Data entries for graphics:
—————
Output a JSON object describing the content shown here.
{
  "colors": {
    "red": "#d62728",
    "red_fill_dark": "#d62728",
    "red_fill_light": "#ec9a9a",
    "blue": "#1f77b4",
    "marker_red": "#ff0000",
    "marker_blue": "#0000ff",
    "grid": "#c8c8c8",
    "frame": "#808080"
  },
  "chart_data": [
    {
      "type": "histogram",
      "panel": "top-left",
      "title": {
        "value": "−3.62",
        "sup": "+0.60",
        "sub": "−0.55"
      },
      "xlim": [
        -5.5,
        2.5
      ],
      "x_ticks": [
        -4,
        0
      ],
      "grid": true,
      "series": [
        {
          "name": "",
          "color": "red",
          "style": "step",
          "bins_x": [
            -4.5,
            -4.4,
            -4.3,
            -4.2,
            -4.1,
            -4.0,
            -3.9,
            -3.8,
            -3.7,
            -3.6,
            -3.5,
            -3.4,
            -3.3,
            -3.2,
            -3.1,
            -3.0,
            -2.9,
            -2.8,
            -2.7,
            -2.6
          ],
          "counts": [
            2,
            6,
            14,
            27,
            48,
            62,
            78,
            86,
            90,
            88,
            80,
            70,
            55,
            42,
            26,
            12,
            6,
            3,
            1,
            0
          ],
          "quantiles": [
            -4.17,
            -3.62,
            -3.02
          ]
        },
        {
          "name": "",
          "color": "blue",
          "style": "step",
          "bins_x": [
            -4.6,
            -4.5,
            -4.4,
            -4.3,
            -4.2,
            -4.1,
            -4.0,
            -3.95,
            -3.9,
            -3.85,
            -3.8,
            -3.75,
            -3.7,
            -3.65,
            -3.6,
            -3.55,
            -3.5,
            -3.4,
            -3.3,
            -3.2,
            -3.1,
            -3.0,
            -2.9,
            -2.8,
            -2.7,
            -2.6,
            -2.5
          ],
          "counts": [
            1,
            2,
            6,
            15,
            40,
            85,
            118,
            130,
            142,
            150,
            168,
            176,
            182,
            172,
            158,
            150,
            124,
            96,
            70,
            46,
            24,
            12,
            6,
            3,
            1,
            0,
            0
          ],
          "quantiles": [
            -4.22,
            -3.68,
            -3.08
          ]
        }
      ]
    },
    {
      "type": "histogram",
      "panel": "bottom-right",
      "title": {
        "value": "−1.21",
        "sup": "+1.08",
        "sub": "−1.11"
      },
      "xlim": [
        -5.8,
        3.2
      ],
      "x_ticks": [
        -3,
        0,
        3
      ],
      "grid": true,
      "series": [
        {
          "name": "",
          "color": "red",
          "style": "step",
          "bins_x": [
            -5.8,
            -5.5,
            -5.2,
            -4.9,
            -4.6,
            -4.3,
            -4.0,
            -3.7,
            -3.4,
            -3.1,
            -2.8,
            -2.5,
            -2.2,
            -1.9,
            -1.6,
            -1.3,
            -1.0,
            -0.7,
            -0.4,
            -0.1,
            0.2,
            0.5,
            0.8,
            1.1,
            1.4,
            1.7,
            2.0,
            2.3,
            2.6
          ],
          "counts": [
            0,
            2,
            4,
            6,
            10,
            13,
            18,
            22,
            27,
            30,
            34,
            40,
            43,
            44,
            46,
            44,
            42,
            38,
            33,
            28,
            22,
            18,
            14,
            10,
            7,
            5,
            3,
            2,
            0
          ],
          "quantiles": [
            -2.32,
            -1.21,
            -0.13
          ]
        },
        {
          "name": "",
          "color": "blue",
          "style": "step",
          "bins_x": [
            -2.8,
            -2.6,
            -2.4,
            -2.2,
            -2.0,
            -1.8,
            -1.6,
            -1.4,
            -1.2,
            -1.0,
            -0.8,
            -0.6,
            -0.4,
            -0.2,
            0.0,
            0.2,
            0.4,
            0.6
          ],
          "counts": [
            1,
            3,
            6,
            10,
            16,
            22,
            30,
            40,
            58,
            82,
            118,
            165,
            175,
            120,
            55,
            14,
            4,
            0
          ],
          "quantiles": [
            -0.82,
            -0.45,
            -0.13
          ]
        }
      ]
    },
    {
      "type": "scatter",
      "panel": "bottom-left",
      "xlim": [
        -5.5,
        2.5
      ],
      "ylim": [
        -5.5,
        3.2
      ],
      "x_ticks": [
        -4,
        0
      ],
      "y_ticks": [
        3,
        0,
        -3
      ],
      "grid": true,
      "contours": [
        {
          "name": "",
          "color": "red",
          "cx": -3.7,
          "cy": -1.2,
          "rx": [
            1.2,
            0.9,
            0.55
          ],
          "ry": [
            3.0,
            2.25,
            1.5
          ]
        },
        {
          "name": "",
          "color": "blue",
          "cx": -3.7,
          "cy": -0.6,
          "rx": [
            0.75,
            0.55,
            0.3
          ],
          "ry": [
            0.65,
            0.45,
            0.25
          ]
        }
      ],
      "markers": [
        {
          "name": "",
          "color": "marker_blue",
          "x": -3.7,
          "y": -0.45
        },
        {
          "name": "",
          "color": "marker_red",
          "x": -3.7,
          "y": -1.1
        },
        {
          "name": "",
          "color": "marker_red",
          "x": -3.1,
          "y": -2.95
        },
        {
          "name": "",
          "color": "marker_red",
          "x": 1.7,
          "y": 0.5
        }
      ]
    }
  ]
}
—————
GIVEN INSTRUCTION
Look through the data and gather every line with the string "panel" in it.

SOLUTION
      "panel": "top-left",
      "panel": "bottom-right",
      "panel": "bottom-left",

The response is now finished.